--- Data provided ---

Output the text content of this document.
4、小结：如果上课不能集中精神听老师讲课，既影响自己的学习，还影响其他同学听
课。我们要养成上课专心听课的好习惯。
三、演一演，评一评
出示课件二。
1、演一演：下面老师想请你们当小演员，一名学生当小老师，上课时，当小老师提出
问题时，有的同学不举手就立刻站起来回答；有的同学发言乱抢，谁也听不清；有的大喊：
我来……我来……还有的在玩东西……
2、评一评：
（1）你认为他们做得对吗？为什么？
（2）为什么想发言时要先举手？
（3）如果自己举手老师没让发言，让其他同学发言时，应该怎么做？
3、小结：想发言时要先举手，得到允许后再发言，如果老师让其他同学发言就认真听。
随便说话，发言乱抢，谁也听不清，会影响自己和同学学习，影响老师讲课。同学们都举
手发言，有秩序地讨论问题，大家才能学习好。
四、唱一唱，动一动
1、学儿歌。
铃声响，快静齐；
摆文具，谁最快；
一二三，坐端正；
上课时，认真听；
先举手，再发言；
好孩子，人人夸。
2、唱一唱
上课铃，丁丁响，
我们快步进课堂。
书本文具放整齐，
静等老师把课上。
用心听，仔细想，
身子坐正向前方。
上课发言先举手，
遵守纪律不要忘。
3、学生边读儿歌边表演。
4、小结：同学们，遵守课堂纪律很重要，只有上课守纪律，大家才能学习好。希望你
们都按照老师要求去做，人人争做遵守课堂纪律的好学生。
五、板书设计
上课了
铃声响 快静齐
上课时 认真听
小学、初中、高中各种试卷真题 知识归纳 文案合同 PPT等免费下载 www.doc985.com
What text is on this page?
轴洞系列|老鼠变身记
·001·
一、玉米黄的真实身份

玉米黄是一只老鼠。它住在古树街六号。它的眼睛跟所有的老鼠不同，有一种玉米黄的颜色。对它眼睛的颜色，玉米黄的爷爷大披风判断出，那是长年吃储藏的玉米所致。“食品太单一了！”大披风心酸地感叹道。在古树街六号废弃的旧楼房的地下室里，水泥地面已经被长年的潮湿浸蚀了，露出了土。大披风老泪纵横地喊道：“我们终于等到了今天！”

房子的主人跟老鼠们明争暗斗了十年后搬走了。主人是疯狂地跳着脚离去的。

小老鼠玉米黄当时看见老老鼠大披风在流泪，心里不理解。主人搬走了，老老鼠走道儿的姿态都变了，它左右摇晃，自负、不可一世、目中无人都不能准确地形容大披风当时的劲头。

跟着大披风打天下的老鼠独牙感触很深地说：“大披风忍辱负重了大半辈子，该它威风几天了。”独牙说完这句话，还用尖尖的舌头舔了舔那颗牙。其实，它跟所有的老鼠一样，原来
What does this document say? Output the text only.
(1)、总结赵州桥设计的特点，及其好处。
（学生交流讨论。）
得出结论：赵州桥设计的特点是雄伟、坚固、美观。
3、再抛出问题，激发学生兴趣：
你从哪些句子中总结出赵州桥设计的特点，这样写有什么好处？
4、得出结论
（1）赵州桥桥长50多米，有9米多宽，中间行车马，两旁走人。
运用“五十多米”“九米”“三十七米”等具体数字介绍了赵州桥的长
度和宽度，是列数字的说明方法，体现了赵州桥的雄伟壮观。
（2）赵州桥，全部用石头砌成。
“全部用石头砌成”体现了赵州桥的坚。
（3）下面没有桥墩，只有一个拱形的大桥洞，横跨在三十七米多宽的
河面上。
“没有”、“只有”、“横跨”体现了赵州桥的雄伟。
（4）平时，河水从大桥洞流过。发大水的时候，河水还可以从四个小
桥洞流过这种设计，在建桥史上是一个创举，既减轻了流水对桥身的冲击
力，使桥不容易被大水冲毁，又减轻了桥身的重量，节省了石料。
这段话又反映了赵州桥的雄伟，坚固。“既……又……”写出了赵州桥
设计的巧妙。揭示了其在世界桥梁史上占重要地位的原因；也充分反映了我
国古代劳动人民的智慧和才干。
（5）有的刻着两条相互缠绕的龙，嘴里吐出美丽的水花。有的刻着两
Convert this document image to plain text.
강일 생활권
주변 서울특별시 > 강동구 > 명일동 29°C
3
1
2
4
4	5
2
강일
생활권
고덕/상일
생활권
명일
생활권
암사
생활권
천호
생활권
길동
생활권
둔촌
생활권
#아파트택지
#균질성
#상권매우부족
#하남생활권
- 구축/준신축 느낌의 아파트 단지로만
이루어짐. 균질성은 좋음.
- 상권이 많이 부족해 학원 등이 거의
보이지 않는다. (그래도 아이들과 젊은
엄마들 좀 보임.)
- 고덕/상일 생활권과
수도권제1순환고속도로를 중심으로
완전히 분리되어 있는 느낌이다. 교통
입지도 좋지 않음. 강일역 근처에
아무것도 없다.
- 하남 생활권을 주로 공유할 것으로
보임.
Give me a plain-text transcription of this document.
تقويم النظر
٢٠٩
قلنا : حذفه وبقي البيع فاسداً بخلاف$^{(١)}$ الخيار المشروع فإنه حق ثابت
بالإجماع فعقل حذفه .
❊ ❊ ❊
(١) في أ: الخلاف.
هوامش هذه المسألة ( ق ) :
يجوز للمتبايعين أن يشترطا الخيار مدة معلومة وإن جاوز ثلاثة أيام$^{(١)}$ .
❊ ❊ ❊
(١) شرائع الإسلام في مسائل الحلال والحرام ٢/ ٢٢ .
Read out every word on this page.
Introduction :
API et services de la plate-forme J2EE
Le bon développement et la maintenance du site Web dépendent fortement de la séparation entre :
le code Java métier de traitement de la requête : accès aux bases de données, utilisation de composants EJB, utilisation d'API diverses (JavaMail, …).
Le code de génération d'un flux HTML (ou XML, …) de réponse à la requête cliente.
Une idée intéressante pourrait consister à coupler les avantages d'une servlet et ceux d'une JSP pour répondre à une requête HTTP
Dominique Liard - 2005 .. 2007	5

---

Task prompt
Working from the material above, retype it in its entirety without change.

Response
Output the text content of this document.
4、小结：如果上课不能集中精神听老师讲课，既影响自己的学习，还影响其他同学听
课。我们要养成上课专心听课的好习惯。
三、演一演，评一评
出示课件二。
1、演一演：下面老师想请你们当小演员，一名学生当小老师，上课时，当小老师提出
问题时，有的同学不举手就立刻站起来回答；有的同学发言乱抢，谁也听不清；有的大喊：
我来……我来……还有的在玩东西……
2、评一评：
（1）你认为他们做得对吗？为什么？
（2）为什么想发言时要先举手？
（3）如果自己举手老师没让发言，让其他同学发言时，应该怎么做？
3、小结：想发言时要先举手，得到允许后再发言，如果老师让其他同学发言就认真听。
随便说话，发言乱抢，谁也听不清，会影响自己和同学学习，影响老师讲课。同学们都举
手发言，有秩序地讨论问题，大家才能学习好。
四、唱一唱，动一动
1、学儿歌。
铃声响，快静齐；
摆文具，谁最快；
一二三，坐端正；
上课时，认真听；
先举手，再发言；
好孩子，人人夸。
2、唱一唱
上课铃，丁丁响，
我们快步进课堂。
书本文具放整齐，
静等老师把课上。
用心听，仔细想，
身子坐正向前方。
上课发言先举手，
遵守纪律不要忘。
3、学生边读儿歌边表演。
4、小结：同学们，遵守课堂纪律很重要，只有上课守纪律，大家才能学习好。希望你
们都按照老师要求去做，人人争做遵守课堂纪律的好学生。
五、板书设计
上课了
铃声响 快静齐
上课时 认真听
小学、初中、高中各种试卷真题 知识归纳 文案合同 PPT等免费下载 www.doc985.com
What text is on this page?
轴洞系列|老鼠变身记
·001·
一、玉米黄的真实身份

玉米黄是一只老鼠。它住在古树街六号。它的眼睛跟所有的老鼠不同，有一种玉米黄的颜色。对它眼睛的颜色，玉米黄的爷爷大披风判断出，那是长年吃储藏的玉米所致。“食品太单一了！”大披风心酸地感叹道。在古树街六号废弃的旧楼房的地下室里，水泥地面已经被长年的潮湿浸蚀了，露出了土。大披风老泪纵横地喊道：“我们终于等到了今天！”

房子的主人跟老鼠们明争暗斗了十年后搬走了。主人是疯狂地跳着脚离去的。

小老鼠玉米黄当时看见老老鼠大披风在流泪，心里不理解。主人搬走了，老老鼠走道儿的姿态都变了，它左右摇晃，自负、不可一世、目中无人都不能准确地形容大披风当时的劲头。

跟着大披风打天下的老鼠独牙感触很深地说：“大披风忍辱负重了大半辈子，该它威风几天了。”独牙说完这句话，还用尖尖的舌头舔了舔那颗牙。其实，它跟所有的老鼠一样，原来
What does this document say? Output the text only.
(1)、总结赵州桥设计的特点，及其好处。
（学生交流讨论。）
得出结论：赵州桥设计的特点是雄伟、坚固、美观。
3、再抛出问题，激发学生兴趣：
你从哪些句子中总结出赵州桥设计的特点，这样写有什么好处？
4、得出结论
（1）赵州桥桥长50多米，有9米多宽，中间行车马，两旁走人。
运用“五十多米”“九米”“三十七米”等具体数字介绍了赵州桥的长
度和宽度，是列数字的说明方法，体现了赵州桥的雄伟壮观。
（2）赵州桥，全部用石头砌成。
“全部用石头砌成”体现了赵州桥的坚。
（3）下面没有桥墩，只有一个拱形的大桥洞，横跨在三十七米多宽的
河面上。
“没有”、“只有”、“横跨”体现了赵州桥的雄伟。
（4）平时，河水从大桥洞流过。发大水的时候，河水还可以从四个小
桥洞流过这种设计，在建桥史上是一个创举，既减轻了流水对桥身的冲击
力，使桥不容易被大水冲毁，又减轻了桥身的重量，节省了石料。
这段话又反映了赵州桥的雄伟，坚固。“既……又……”写出了赵州桥
设计的巧妙。揭示了其在世界桥梁史上占重要地位的原因；也充分反映了我
国古代劳动人民的智慧和才干。
（5）有的刻着两条相互缠绕的龙，嘴里吐出美丽的水花。有的刻着两
Convert this document image to plain text.
강일 생활권
주변 서울특별시 > 강동구 > 명일동 29°C
3
1
2
4
4	5
2
강일
생활권
고덕/상일
생활권
명일
생활권
암사
생활권
천호
생활권
길동
생활권
둔촌
생활권
#아파트택지
#균질성
#상권매우부족
#하남생활권
- 구축/준신축 느낌의 아파트 단지로만
이루어짐. 균질성은 좋음.
- 상권이 많이 부족해 학원 등이 거의
보이지 않는다. (그래도 아이들과 젊은
엄마들 좀 보임.)
- 고덕/상일 생활권과
수도권제1순환고속도로를 중심으로
완전히 분리되어 있는 느낌이다. 교통
입지도 좋지 않음. 강일역 근처에
아무것도 없다.
- 하남 생활권을 주로 공유할 것으로
보임.
Give me a plain-text transcription of this document.
تقويم النظر
٢٠٩
قلنا : حذفه وبقي البيع فاسداً بخلاف$^{(١)}$ الخيار المشروع فإنه حق ثابت
بالإجماع فعقل حذفه .
❊ ❊ ❊
(١) في أ: الخلاف.
هوامش هذه المسألة ( ق ) :
يجوز للمتبايعين أن يشترطا الخيار مدة معلومة وإن جاوز ثلاثة أيام$^{(١)}$ .
❊ ❊ ❊
(١) شرائع الإسلام في مسائل الحلال والحرام ٢/ ٢٢ .
Read out every word on this page.
Introduction :
API et services de la plate-forme J2EE
Le bon développement et la maintenance du site Web dépendent fortement de la séparation entre :
le code Java métier de traitement de la requête : accès aux bases de données, utilisation de composants EJB, utilisation d'API diverses (JavaMail, …).
Le code de génération d'un flux HTML (ou XML, …) de réponse à la requête cliente.
Une idée intéressante pourrait consister à coupler les avantages d'une servlet et ceux d'une JSP pour répondre à une requête HTTP
Dominique Liard - 2005 .. 2007	5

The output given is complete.